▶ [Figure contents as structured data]
________

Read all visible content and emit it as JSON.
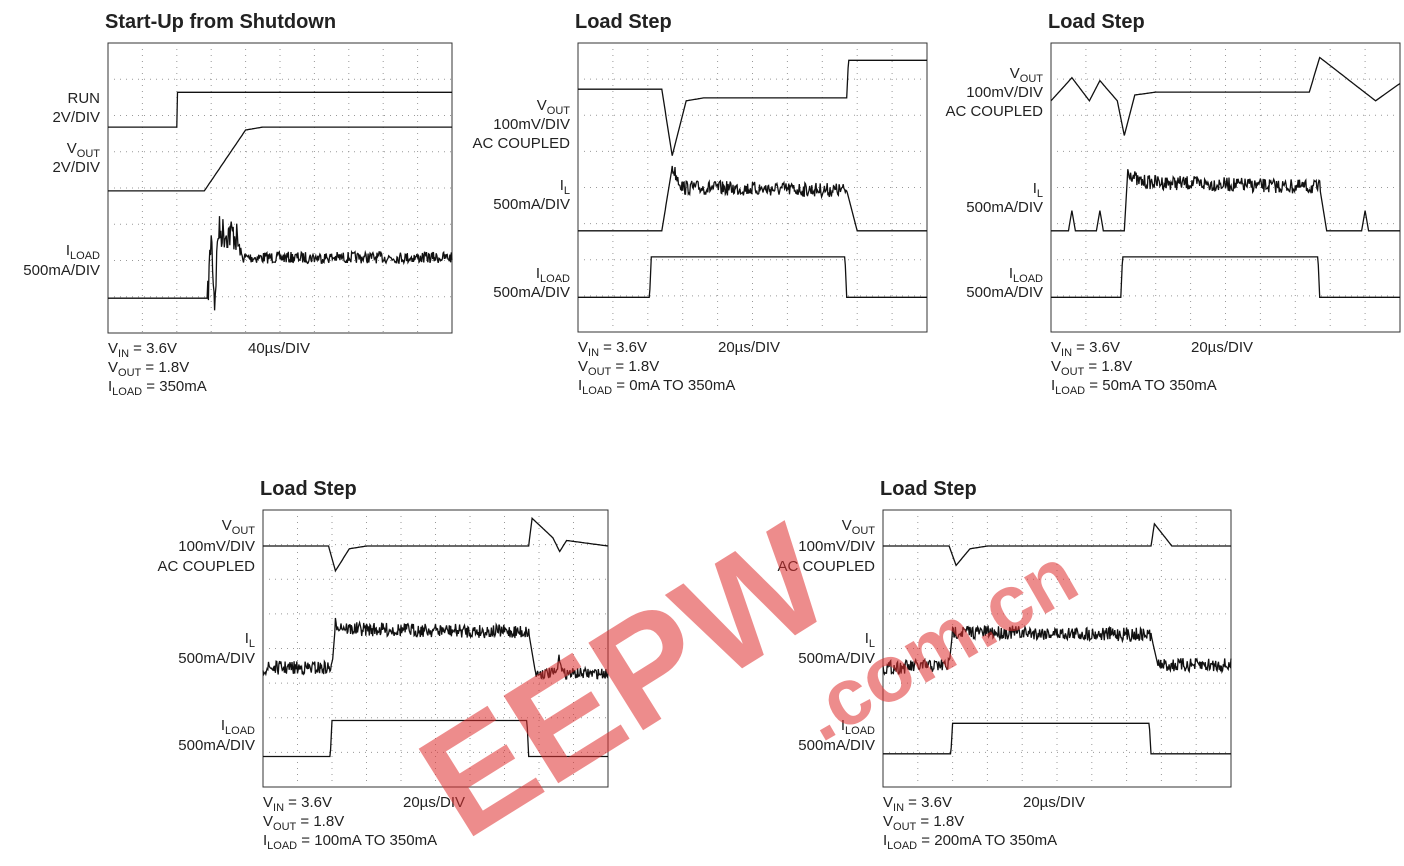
{
  "panels": [
    {
      "title": "Start-Up from Shutdown",
      "channels": [
        {
          "lines": [
            {
              "text": "RUN"
            },
            {
              "text": "2V/DIV"
            }
          ]
        },
        {
          "lines": [
            {
              "text": "V",
              "sub": "OUT"
            },
            {
              "text": "2V/DIV"
            }
          ]
        },
        {
          "lines": [
            {
              "text": "I",
              "sub": "LOAD"
            },
            {
              "text": "500mA/DIV"
            }
          ]
        }
      ],
      "footer": [
        {
          "text": "V",
          "sub": "IN",
          "after": " = 3.6V"
        },
        {
          "text": "V",
          "sub": "OUT",
          "after": " = 1.8V"
        },
        {
          "text": "I",
          "sub": "LOAD",
          "after": " = 350mA"
        }
      ],
      "timebase": "40µs/DIV"
    },
    {
      "title": "Load Step",
      "channels": [
        {
          "lines": [
            {
              "text": "V",
              "sub": "OUT"
            },
            {
              "text": "100mV/DIV"
            },
            {
              "text": "AC COUPLED"
            }
          ]
        },
        {
          "lines": [
            {
              "text": "I",
              "sub": "L"
            },
            {
              "text": "500mA/DIV"
            }
          ]
        },
        {
          "lines": [
            {
              "text": "I",
              "sub": "LOAD"
            },
            {
              "text": "500mA/DIV"
            }
          ]
        }
      ],
      "footer": [
        {
          "text": "V",
          "sub": "IN",
          "after": " = 3.6V"
        },
        {
          "text": "V",
          "sub": "OUT",
          "after": " = 1.8V"
        },
        {
          "text": "I",
          "sub": "LOAD",
          "after": " = 0mA TO 350mA"
        }
      ],
      "timebase": "20µs/DIV"
    },
    {
      "title": "Load Step",
      "channels": [
        {
          "lines": [
            {
              "text": "V",
              "sub": "OUT"
            },
            {
              "text": "100mV/DIV"
            },
            {
              "text": "AC COUPLED"
            }
          ]
        },
        {
          "lines": [
            {
              "text": "I",
              "sub": "L"
            },
            {
              "text": "500mA/DIV"
            }
          ]
        },
        {
          "lines": [
            {
              "text": "I",
              "sub": "LOAD"
            },
            {
              "text": "500mA/DIV"
            }
          ]
        }
      ],
      "footer": [
        {
          "text": "V",
          "sub": "IN",
          "after": " = 3.6V"
        },
        {
          "text": "V",
          "sub": "OUT",
          "after": " = 1.8V"
        },
        {
          "text": "I",
          "sub": "LOAD",
          "after": " = 50mA TO 350mA"
        }
      ],
      "timebase": "20µs/DIV"
    },
    {
      "title": "Load Step",
      "channels": [
        {
          "lines": [
            {
              "text": "V",
              "sub": "OUT"
            },
            {
              "text": "100mV/DIV"
            },
            {
              "text": "AC COUPLED"
            }
          ]
        },
        {
          "lines": [
            {
              "text": "I",
              "sub": "L"
            },
            {
              "text": "500mA/DIV"
            }
          ]
        },
        {
          "lines": [
            {
              "text": "I",
              "sub": "LOAD"
            },
            {
              "text": "500mA/DIV"
            }
          ]
        }
      ],
      "footer": [
        {
          "text": "V",
          "sub": "IN",
          "after": " = 3.6V"
        },
        {
          "text": "V",
          "sub": "OUT",
          "after": " = 1.8V"
        },
        {
          "text": "I",
          "sub": "LOAD",
          "after": " = 100mA TO 350mA"
        }
      ],
      "timebase": "20µs/DIV"
    },
    {
      "title": "Load Step",
      "channels": [
        {
          "lines": [
            {
              "text": "V",
              "sub": "OUT"
            },
            {
              "text": "100mV/DIV"
            },
            {
              "text": "AC COUPLED"
            }
          ]
        },
        {
          "lines": [
            {
              "text": "I",
              "sub": "L"
            },
            {
              "text": "500mA/DIV"
            }
          ]
        },
        {
          "lines": [
            {
              "text": "I",
              "sub": "LOAD"
            },
            {
              "text": "500mA/DIV"
            }
          ]
        }
      ],
      "footer": [
        {
          "text": "V",
          "sub": "IN",
          "after": " = 3.6V"
        },
        {
          "text": "V",
          "sub": "OUT",
          "after": " = 1.8V"
        },
        {
          "text": "I",
          "sub": "LOAD",
          "after": " = 200mA TO 350mA"
        }
      ],
      "timebase": "20µs/DIV"
    }
  ],
  "watermark": {
    "logo": "EEPW",
    "domain": ".com.cn"
  }
}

________

▶ [Your instructions]
Each record must be quoted in full and exactly. Do not include the pictures.

▶ [Result of this task]
Read all visible content and emit it as JSON.
{
  "panels": [
    {
      "title": "Start-Up from Shutdown",
      "channels": [
        {
          "lines": [
            {
              "text": "RUN"
            },
            {
              "text": "2V/DIV"
            }
          ]
        },
        {
          "lines": [
            {
              "text": "V",
              "sub": "OUT"
            },
            {
              "text": "2V/DIV"
            }
          ]
        },
        {
          "lines": [
            {
              "text": "I",
              "sub": "LOAD"
            },
            {
              "text": "500mA/DIV"
            }
          ]
        }
      ],
      "footer": [
        {
          "text": "V",
          "sub": "IN",
          "after": " = 3.6V"
        },
        {
          "text": "V",
          "sub": "OUT",
          "after": " = 1.8V"
        },
        {
          "text": "I",
          "sub": "LOAD",
          "after": " = 350mA"
        }
      ],
      "timebase": "40µs/DIV"
    },
    {
      "title": "Load Step",
      "channels": [
        {
          "lines": [
            {
              "text": "V",
              "sub": "OUT"
            },
            {
              "text": "100mV/DIV"
            },
            {
              "text": "AC COUPLED"
            }
          ]
        },
        {
          "lines": [
            {
              "text": "I",
              "sub": "L"
            },
            {
              "text": "500mA/DIV"
            }
          ]
        },
        {
          "lines": [
            {
              "text": "I",
              "sub": "LOAD"
            },
            {
              "text": "500mA/DIV"
            }
          ]
        }
      ],
      "footer": [
        {
          "text": "V",
          "sub": "IN",
          "after": " = 3.6V"
        },
        {
          "text": "V",
          "sub": "OUT",
          "after": " = 1.8V"
        },
        {
          "text": "I",
          "sub": "LOAD",
          "after": " = 0mA TO 350mA"
        }
      ],
      "timebase": "20µs/DIV"
    },
    {
      "title": "Load Step",
      "channels": [
        {
          "lines": [
            {
              "text": "V",
              "sub": "OUT"
            },
            {
              "text": "100mV/DIV"
            },
            {
              "text": "AC COUPLED"
            }
          ]
        },
        {
          "lines": [
            {
              "text": "I",
              "sub": "L"
            },
            {
              "text": "500mA/DIV"
            }
          ]
        },
        {
          "lines": [
            {
              "text": "I",
              "sub": "LOAD"
            },
            {
              "text": "500mA/DIV"
            }
          ]
        }
      ],
      "footer": [
        {
          "text": "V",
          "sub": "IN",
          "after": " = 3.6V"
        },
        {
          "text": "V",
          "sub": "OUT",
          "after": " = 1.8V"
        },
        {
          "text": "I",
          "sub": "LOAD",
          "after": " = 50mA TO 350mA"
        }
      ],
      "timebase": "20µs/DIV"
    },
    {
      "title": "Load Step",
      "channels": [
        {
          "lines": [
            {
              "text": "V",
              "sub": "OUT"
            },
            {
              "text": "100mV/DIV"
            },
            {
              "text": "AC COUPLED"
            }
          ]
        },
        {
          "lines": [
            {
              "text": "I",
              "sub": "L"
            },
            {
              "text": "500mA/DIV"
            }
          ]
        },
        {
          "lines": [
            {
              "text": "I",
              "sub": "LOAD"
            },
            {
              "text": "500mA/DIV"
            }
          ]
        }
      ],
      "footer": [
        {
          "text": "V",
          "sub": "IN",
          "after": " = 3.6V"
        },
        {
          "text": "V",
          "sub": "OUT",
          "after": " = 1.8V"
        },
        {
          "text": "I",
          "sub": "LOAD",
          "after": " = 100mA TO 350mA"
        }
      ],
      "timebase": "20µs/DIV"
    },
    {
      "title": "Load Step",
      "channels": [
        {
          "lines": [
            {
              "text": "V",
              "sub": "OUT"
            },
            {
              "text": "100mV/DIV"
            },
            {
              "text": "AC COUPLED"
            }
          ]
        },
        {
          "lines": [
            {
              "text": "I",
              "sub": "L"
            },
            {
              "text": "500mA/DIV"
            }
          ]
        },
        {
          "lines": [
            {
              "text": "I",
              "sub": "LOAD"
            },
            {
              "text": "500mA/DIV"
            }
          ]
        }
      ],
      "footer": [
        {
          "text": "V",
          "sub": "IN",
          "after": " = 3.6V"
        },
        {
          "text": "V",
          "sub": "OUT",
          "after": " = 1.8V"
        },
        {
          "text": "I",
          "sub": "LOAD",
          "after": " = 200mA TO 350mA"
        }
      ],
      "timebase": "20µs/DIV"
    }
  ],
  "watermark": {
    "logo": "EEPW",
    "domain": ".com.cn"
  }
}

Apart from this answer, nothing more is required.